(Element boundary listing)
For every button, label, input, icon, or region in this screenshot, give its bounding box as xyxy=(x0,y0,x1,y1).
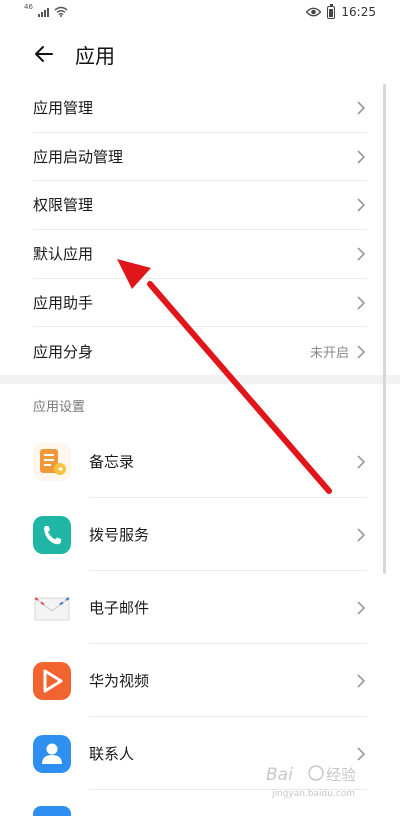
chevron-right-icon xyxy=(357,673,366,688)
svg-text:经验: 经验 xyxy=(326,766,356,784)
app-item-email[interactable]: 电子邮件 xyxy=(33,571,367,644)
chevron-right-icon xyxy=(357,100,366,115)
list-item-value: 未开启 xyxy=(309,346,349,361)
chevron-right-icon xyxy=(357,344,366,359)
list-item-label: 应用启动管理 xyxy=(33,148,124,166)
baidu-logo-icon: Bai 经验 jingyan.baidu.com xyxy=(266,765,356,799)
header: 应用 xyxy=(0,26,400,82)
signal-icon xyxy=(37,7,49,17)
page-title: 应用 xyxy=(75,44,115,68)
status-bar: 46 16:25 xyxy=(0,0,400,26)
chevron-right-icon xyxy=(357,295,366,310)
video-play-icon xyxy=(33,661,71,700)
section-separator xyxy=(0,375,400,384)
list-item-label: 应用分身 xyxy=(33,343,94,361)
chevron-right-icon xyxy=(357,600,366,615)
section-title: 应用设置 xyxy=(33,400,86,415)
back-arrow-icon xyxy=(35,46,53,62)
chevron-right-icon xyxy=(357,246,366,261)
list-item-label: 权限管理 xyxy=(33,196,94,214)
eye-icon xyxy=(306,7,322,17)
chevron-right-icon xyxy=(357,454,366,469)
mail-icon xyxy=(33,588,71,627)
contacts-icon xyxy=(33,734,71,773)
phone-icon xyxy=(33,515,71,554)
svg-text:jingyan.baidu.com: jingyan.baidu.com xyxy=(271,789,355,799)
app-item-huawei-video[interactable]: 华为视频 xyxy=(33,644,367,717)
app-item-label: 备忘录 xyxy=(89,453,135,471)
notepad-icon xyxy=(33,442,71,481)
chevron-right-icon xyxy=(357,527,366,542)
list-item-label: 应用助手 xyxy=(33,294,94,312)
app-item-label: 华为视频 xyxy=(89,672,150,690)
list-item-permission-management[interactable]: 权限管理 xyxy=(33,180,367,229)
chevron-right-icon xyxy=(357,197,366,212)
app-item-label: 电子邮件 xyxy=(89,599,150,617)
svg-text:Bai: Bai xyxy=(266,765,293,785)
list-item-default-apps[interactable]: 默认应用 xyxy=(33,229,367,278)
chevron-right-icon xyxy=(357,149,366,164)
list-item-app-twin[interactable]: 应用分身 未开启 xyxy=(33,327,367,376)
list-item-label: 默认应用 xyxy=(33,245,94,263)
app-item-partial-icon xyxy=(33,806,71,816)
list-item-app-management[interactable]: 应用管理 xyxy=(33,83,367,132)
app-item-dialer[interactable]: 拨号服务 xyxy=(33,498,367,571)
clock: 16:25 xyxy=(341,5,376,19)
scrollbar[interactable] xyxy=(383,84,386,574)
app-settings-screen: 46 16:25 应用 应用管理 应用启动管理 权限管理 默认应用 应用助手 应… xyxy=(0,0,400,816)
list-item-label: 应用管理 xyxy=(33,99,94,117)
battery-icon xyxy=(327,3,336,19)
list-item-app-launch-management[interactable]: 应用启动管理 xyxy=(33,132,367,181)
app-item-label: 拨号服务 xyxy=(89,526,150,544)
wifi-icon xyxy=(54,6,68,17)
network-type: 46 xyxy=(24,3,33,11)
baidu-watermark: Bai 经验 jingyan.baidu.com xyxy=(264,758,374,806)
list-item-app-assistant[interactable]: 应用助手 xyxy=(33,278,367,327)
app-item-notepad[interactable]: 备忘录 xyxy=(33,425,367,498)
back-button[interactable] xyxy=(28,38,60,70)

* * *

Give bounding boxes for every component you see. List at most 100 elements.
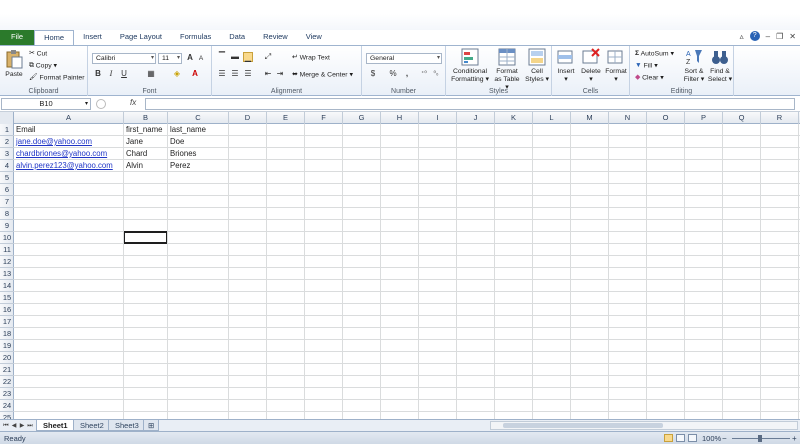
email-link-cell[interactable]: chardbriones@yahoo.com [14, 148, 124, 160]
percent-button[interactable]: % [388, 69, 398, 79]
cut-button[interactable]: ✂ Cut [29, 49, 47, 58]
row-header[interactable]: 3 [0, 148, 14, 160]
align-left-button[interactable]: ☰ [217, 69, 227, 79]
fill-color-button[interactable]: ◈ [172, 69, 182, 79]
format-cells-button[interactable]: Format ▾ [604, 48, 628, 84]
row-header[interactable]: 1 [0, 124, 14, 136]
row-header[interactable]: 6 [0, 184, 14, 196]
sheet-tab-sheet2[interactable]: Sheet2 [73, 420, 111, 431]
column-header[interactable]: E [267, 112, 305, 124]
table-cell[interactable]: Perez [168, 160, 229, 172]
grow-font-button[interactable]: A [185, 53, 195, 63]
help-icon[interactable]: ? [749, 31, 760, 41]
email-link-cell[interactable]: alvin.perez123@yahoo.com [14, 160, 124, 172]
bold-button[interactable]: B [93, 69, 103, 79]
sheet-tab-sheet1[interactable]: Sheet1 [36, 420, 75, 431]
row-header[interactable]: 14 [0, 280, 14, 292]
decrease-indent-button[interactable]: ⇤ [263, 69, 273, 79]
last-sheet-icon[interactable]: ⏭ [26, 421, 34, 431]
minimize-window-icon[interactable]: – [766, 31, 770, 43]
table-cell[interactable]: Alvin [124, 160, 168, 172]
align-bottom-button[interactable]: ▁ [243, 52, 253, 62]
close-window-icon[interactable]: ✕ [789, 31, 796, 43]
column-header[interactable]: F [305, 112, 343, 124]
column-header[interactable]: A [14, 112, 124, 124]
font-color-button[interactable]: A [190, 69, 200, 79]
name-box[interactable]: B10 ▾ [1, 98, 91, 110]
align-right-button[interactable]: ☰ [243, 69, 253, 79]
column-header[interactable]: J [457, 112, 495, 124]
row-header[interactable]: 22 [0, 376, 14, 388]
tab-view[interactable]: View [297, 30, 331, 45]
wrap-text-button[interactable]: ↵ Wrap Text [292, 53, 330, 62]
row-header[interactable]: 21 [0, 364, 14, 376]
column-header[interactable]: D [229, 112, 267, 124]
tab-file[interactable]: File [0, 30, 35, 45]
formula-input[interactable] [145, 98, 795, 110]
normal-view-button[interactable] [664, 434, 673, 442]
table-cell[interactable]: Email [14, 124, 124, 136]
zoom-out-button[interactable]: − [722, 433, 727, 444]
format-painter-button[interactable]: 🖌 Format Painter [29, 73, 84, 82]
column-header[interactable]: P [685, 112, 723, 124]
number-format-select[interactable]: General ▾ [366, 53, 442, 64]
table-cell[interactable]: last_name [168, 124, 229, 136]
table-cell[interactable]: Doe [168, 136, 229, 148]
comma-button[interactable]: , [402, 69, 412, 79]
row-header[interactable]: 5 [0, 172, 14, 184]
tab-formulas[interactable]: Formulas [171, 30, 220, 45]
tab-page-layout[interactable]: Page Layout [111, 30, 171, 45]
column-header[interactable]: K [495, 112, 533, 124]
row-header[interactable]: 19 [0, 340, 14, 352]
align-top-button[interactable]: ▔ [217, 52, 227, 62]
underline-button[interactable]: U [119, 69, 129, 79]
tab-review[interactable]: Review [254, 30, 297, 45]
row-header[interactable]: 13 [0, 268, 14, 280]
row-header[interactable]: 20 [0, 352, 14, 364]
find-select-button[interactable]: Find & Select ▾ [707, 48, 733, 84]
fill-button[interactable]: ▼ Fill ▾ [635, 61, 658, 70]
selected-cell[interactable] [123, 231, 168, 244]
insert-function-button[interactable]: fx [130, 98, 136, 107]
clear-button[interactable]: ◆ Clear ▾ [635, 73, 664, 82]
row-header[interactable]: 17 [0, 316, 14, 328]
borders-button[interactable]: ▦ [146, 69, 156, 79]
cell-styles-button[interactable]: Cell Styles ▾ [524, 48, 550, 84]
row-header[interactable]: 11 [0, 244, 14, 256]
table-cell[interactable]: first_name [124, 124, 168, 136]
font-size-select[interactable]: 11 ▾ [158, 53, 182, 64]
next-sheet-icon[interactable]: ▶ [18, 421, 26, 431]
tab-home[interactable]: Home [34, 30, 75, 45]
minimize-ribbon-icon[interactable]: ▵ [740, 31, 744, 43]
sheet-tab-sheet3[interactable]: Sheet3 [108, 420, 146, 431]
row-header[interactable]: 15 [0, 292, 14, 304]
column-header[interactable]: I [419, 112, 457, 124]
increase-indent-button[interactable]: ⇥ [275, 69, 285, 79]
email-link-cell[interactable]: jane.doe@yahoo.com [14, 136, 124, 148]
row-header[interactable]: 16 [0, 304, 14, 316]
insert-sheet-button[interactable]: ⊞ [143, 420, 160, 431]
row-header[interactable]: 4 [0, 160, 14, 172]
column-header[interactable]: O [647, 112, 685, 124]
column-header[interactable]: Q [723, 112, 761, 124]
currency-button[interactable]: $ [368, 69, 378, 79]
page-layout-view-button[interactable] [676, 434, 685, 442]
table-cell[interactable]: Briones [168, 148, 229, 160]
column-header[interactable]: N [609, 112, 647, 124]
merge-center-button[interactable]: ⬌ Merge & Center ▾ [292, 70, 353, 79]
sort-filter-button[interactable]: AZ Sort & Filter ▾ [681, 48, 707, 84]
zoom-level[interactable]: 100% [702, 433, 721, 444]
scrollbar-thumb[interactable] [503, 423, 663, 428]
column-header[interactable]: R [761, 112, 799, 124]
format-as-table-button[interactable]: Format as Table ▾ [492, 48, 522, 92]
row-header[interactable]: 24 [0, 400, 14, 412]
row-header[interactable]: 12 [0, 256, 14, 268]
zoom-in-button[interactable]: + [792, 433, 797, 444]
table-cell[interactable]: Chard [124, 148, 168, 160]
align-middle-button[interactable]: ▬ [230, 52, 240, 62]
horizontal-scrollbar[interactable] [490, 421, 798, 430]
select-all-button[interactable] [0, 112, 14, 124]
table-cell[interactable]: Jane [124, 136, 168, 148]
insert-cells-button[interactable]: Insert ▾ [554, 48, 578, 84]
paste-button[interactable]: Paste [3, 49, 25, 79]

■ INSTRUCTIONS TO FOLLOW ■
Arrange the lines of the listing as a JSON list of strings, one string per line. Begin at the line that contains "148, 124, 160]", stop after the line that contains "normal-view-button[interactable] [664, 434, 673, 442]", and leave out blank lines.

■ SOLVED EXERCISE ■
[
  "email-link-cell[interactable]: chardbriones@yahoo.com [14, 148, 124, 160]",
  "percent-button[interactable]: % [388, 69, 398, 79]",
  "cut-button[interactable]: ✂ Cut [29, 49, 47, 58]",
  "row-header[interactable]: 3 [0, 148, 14, 160]",
  "align-left-button[interactable]: ☰ [217, 69, 227, 79]",
  "fill-color-button[interactable]: ◈ [172, 69, 182, 79]",
  "format-cells-button[interactable]: Format ▾ [604, 48, 628, 84]",
  "row-header[interactable]: 1 [0, 124, 14, 136]",
  "row-header[interactable]: 6 [0, 184, 14, 196]",
  "sheet-tab-sheet2[interactable]: Sheet2 [73, 420, 111, 431]",
  "column-header[interactable]: E [267, 112, 305, 124]",
  "table-cell[interactable]: Perez [168, 160, 229, 172]",
  "grow-font-button[interactable]: A [185, 53, 195, 63]",
  "help-icon[interactable]: ? [749, 31, 760, 41]",
  "email-link-cell[interactable]: alvin.perez123@yahoo.com [14, 160, 124, 172]",
  "bold-button[interactable]: B [93, 69, 103, 79]",
  "sheet-tab-sheet1[interactable]: Sheet1 [36, 420, 75, 431]",
  "row-header[interactable]: 14 [0, 280, 14, 292]",
  "decrease-indent-button[interactable]: ⇤ [263, 69, 273, 79]",
  "last-sheet-icon[interactable]: ⏭ [26, 421, 34, 431]",
  "minimize-window-icon[interactable]: – [766, 31, 770, 43]",
  "table-cell[interactable]: Alvin [124, 160, 168, 172]",
  "align-bottom-button[interactable]: ▁ [243, 52, 253, 62]",
  "close-window-icon[interactable]: ✕ [789, 31, 796, 43]",
  "column-header[interactable]: F [305, 112, 343, 124]",
  "column-header[interactable]: A [14, 112, 124, 124]",
  "font-color-button[interactable]: A [190, 69, 200, 79]",
  "name-box[interactable]: B10 ▾ [1, 98, 91, 110]",
  "align-right-button[interactable]: ☰ [243, 69, 253, 79]",
  "column-header[interactable]: J [457, 112, 495, 124]",
  "row-header[interactable]: 22 [0, 376, 14, 388]",
  "tab-view[interactable]: View [297, 30, 331, 45]",
  "wrap-text-button[interactable]: ↵ Wrap Text [292, 53, 330, 62]",
  "row-header[interactable]: 21 [0, 364, 14, 376]",
  "column-header[interactable]: D [229, 112, 267, 124]",
  "tab-file[interactable]: File [0, 30, 35, 45]",
  "formula-input[interactable] [145, 98, 795, 110]",
  "normal-view-button[interactable] [664, 434, 673, 442]"
]